Data excerpts
-*-

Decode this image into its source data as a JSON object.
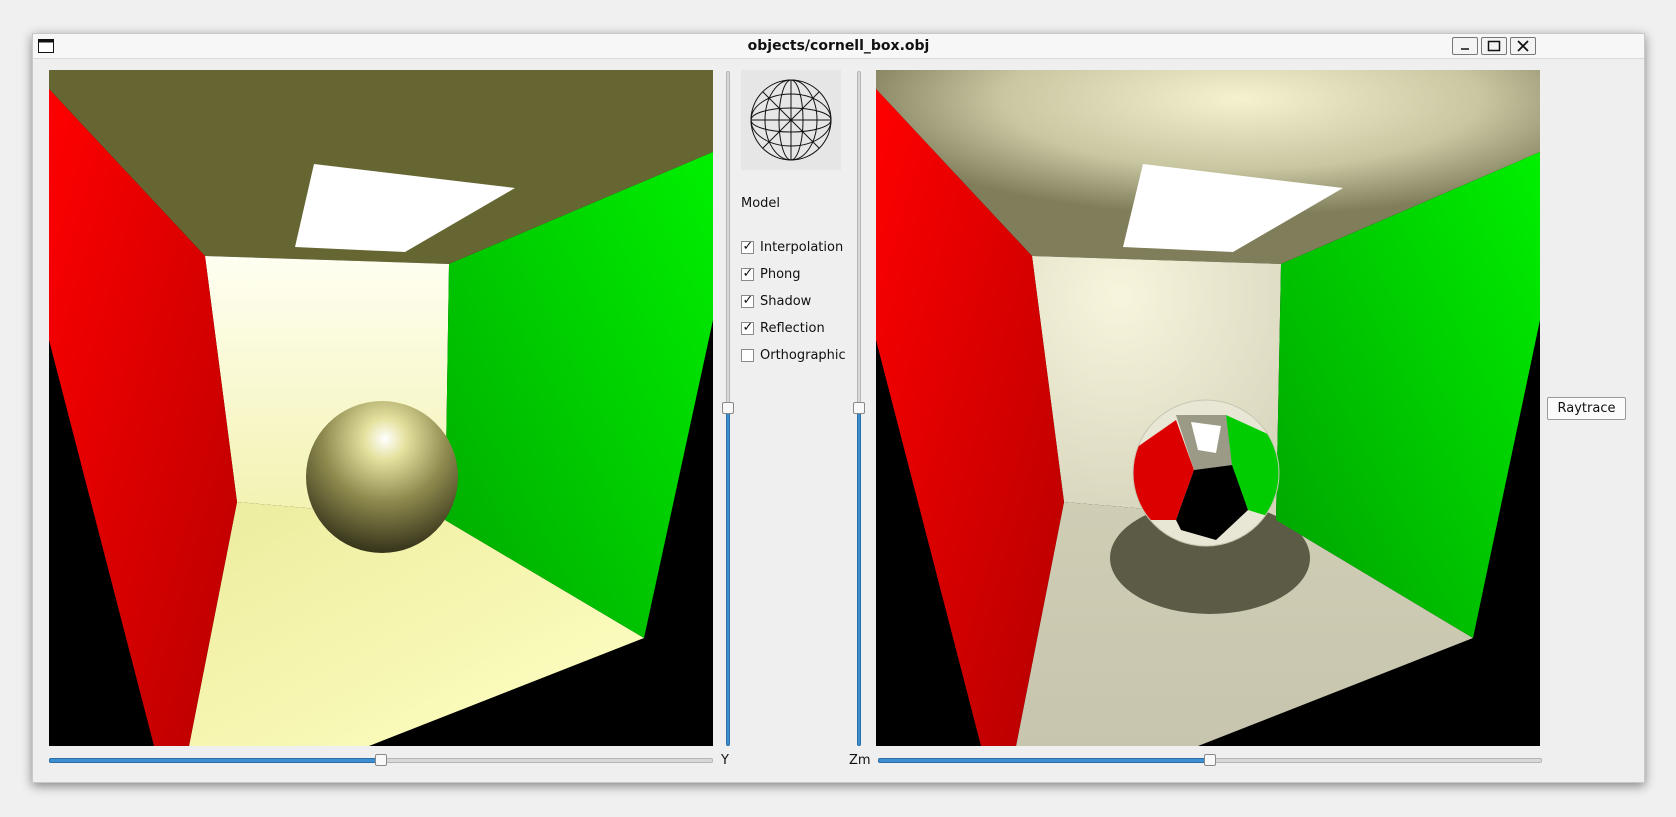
{
  "window": {
    "title": "objects/cornell_box.obj",
    "controls": [
      "minimize",
      "maximize",
      "close"
    ]
  },
  "left_view": {
    "icon": "opengl-render"
  },
  "right_view": {
    "icon": "raytrace-render"
  },
  "sliders": {
    "y": {
      "label": "Y",
      "value_fraction": 0.5
    },
    "zm": {
      "label": "Zm",
      "value_fraction": 0.5
    },
    "left_vertical": {
      "value_fraction": 0.5
    },
    "right_vertical": {
      "value_fraction": 0.5
    }
  },
  "panel": {
    "model_label": "Model",
    "options": [
      {
        "label": "Interpolation",
        "checked": true
      },
      {
        "label": "Phong",
        "checked": true
      },
      {
        "label": "Shadow",
        "checked": true
      },
      {
        "label": "Reflection",
        "checked": true
      },
      {
        "label": "Orthographic",
        "checked": false
      }
    ]
  },
  "buttons": {
    "raytrace": "Raytrace"
  },
  "colors": {
    "red_wall": "#ff0000",
    "green_wall": "#00ee00",
    "slider_fill": "#3d8fd2"
  }
}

-*-

[Your goal]
Check the data for the word "render" and pull out the lines that have it.

[Exercise output]
    "icon": "opengl-render"
    "icon": "raytrace-render"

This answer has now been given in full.